Exercise prompt
Each entry below is to be printed verbatim.

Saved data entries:
_ _ _ _
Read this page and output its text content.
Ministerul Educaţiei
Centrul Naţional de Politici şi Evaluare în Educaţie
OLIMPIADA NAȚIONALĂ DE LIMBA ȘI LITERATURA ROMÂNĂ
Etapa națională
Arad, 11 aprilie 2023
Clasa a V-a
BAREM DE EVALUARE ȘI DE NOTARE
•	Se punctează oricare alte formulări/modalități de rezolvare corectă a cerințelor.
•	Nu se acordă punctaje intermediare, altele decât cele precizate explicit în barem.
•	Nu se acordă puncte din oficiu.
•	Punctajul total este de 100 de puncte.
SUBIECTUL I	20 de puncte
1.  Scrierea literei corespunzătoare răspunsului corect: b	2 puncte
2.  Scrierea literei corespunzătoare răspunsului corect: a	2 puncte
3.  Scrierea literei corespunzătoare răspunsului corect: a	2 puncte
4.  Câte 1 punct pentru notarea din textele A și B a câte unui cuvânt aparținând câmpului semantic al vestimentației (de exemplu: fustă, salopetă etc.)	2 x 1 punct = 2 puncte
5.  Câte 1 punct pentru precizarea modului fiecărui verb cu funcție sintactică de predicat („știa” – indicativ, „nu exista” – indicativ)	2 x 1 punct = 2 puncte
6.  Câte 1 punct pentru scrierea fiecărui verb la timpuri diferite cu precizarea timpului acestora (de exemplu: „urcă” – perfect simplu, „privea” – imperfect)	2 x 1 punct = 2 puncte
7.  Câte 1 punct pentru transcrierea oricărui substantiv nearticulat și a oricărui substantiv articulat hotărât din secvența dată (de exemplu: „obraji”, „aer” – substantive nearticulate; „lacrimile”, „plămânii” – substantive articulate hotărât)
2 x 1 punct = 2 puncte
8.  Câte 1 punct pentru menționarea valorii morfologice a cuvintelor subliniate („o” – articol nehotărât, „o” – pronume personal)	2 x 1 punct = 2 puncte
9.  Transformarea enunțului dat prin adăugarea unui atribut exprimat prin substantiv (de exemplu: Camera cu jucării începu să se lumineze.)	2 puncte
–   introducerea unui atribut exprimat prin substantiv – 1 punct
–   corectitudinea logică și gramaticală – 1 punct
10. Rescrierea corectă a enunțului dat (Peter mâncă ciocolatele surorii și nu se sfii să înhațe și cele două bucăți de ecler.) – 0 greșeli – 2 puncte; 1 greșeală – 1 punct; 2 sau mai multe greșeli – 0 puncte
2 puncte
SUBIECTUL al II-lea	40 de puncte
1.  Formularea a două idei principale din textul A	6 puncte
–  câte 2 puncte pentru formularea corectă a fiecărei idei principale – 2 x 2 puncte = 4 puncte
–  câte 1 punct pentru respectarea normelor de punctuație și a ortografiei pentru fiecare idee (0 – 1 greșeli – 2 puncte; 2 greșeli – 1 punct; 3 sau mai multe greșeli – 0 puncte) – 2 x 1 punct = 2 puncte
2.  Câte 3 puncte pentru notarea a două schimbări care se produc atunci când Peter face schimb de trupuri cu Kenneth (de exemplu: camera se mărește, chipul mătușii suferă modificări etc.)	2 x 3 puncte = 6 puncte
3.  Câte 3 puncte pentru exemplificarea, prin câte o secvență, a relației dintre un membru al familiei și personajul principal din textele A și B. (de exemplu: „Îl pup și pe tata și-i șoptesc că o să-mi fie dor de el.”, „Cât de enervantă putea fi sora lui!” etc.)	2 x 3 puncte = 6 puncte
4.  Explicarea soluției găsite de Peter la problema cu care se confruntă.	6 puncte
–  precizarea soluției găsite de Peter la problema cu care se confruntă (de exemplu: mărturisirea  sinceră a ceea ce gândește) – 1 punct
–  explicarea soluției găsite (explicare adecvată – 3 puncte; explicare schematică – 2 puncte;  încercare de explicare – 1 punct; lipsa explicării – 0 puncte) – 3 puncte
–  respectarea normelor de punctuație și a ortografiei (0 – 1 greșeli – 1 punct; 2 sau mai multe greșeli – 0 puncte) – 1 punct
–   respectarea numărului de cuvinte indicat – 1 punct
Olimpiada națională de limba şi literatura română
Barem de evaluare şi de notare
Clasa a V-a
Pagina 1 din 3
_ _ _ _
Completed exercise
Read this page and output its text content.
Ministerul Educaţiei
Centrul Naţional de Politici şi Evaluare în Educaţie
OLIMPIADA NAȚIONALĂ DE LIMBA ȘI LITERATURA ROMÂNĂ
Etapa națională
Arad, 11 aprilie 2023
Clasa a V-a
BAREM DE EVALUARE ȘI DE NOTARE
•	Se punctează oricare alte formulări/modalități de rezolvare corectă a cerințelor.
•	Nu se acordă punctaje intermediare, altele decât cele precizate explicit în barem.
•	Nu se acordă puncte din oficiu.
•	Punctajul total este de 100 de puncte.
SUBIECTUL I	20 de puncte
1.  Scrierea literei corespunzătoare răspunsului corect: b	2 puncte
2.  Scrierea literei corespunzătoare răspunsului corect: a	2 puncte
3.  Scrierea literei corespunzătoare răspunsului corect: a	2 puncte
4.  Câte 1 punct pentru notarea din textele A și B a câte unui cuvânt aparținând câmpului semantic al vestimentației (de exemplu: fustă, salopetă etc.)	2 x 1 punct = 2 puncte
5.  Câte 1 punct pentru precizarea modului fiecărui verb cu funcție sintactică de predicat („știa” – indicativ, „nu exista” – indicativ)	2 x 1 punct = 2 puncte
6.  Câte 1 punct pentru scrierea fiecărui verb la timpuri diferite cu precizarea timpului acestora (de exemplu: „urcă” – perfect simplu, „privea” – imperfect)	2 x 1 punct = 2 puncte
7.  Câte 1 punct pentru transcrierea oricărui substantiv nearticulat și a oricărui substantiv articulat hotărât din secvența dată (de exemplu: „obraji”, „aer” – substantive nearticulate; „lacrimile”, „plămânii” – substantive articulate hotărât)
2 x 1 punct = 2 puncte
8.  Câte 1 punct pentru menționarea valorii morfologice a cuvintelor subliniate („o” – articol nehotărât, „o” – pronume personal)	2 x 1 punct = 2 puncte
9.  Transformarea enunțului dat prin adăugarea unui atribut exprimat prin substantiv (de exemplu: Camera cu jucării începu să se lumineze.)	2 puncte
–   introducerea unui atribut exprimat prin substantiv – 1 punct
–   corectitudinea logică și gramaticală – 1 punct
10. Rescrierea corectă a enunțului dat (Peter mâncă ciocolatele surorii și nu se sfii să înhațe și cele două bucăți de ecler.) – 0 greșeli – 2 puncte; 1 greșeală – 1 punct; 2 sau mai multe greșeli – 0 puncte
2 puncte
SUBIECTUL al II-lea	40 de puncte
1.  Formularea a două idei principale din textul A	6 puncte
–  câte 2 puncte pentru formularea corectă a fiecărei idei principale – 2 x 2 puncte = 4 puncte
–  câte 1 punct pentru respectarea normelor de punctuație și a ortografiei pentru fiecare idee (0 – 1 greșeli – 2 puncte; 2 greșeli – 1 punct; 3 sau mai multe greșeli – 0 puncte) – 2 x 1 punct = 2 puncte
2.  Câte 3 puncte pentru notarea a două schimbări care se produc atunci când Peter face schimb de trupuri cu Kenneth (de exemplu: camera se mărește, chipul mătușii suferă modificări etc.)	2 x 3 puncte = 6 puncte
3.  Câte 3 puncte pentru exemplificarea, prin câte o secvență, a relației dintre un membru al familiei și personajul principal din textele A și B. (de exemplu: „Îl pup și pe tata și-i șoptesc că o să-mi fie dor de el.”, „Cât de enervantă putea fi sora lui!” etc.)	2 x 3 puncte = 6 puncte
4.  Explicarea soluției găsite de Peter la problema cu care se confruntă.	6 puncte
–  precizarea soluției găsite de Peter la problema cu care se confruntă (de exemplu: mărturisirea  sinceră a ceea ce gândește) – 1 punct
–  explicarea soluției găsite (explicare adecvată – 3 puncte; explicare schematică – 2 puncte;  încercare de explicare – 1 punct; lipsa explicării – 0 puncte) – 3 puncte
–  respectarea normelor de punctuație și a ortografiei (0 – 1 greșeli – 1 punct; 2 sau mai multe greșeli – 0 puncte) – 1 punct
–   respectarea numărului de cuvinte indicat – 1 punct
Olimpiada națională de limba şi literatura română
Barem de evaluare şi de notare
Clasa a V-a
Pagina 1 din 3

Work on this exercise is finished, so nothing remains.